§ Exercise prompt:
Copy the listing from its first line through the line containing "category-toggle[interactable] xyxy=(936,791,1088,885)", both included, swapping "close-button" for "dismiss-button" and leaving everything else the same.

Collected data entries
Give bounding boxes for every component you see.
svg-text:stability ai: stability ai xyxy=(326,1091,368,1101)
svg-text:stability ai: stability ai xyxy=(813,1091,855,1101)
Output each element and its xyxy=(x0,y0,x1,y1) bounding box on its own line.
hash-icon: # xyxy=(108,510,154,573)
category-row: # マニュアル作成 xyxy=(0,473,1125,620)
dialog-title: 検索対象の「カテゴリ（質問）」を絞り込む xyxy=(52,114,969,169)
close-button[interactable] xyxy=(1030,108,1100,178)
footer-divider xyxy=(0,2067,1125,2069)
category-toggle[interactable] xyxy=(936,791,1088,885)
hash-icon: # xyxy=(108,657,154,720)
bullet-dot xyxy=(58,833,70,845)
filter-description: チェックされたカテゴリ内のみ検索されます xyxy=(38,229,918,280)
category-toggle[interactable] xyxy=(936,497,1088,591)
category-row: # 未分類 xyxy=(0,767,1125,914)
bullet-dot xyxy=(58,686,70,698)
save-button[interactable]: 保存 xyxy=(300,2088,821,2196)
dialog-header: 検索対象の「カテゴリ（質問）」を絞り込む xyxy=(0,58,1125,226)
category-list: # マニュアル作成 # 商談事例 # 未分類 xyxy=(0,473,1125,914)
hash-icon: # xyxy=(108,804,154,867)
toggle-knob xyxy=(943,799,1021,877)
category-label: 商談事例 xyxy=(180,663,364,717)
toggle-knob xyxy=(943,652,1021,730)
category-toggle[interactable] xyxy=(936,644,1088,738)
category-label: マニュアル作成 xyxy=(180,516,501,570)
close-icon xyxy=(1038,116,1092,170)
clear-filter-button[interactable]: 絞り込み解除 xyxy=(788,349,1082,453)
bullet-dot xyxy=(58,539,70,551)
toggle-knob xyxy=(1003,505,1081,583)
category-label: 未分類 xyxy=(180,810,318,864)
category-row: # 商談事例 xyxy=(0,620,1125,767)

§ Written solution:
Give bounding boxes for every component you see.
svg-text:stability ai: stability ai xyxy=(326,1091,368,1101)
svg-text:stability ai: stability ai xyxy=(813,1091,855,1101)
Output each element and its xyxy=(x0,y0,x1,y1) bounding box on its own line.
hash-icon: # xyxy=(108,510,154,573)
category-row: # マニュアル作成 xyxy=(0,473,1125,620)
dialog-title: 検索対象の「カテゴリ（質問）」を絞り込む xyxy=(52,114,969,169)
dismiss-button[interactable] xyxy=(1030,108,1100,178)
footer-divider xyxy=(0,2067,1125,2069)
category-toggle[interactable] xyxy=(936,791,1088,885)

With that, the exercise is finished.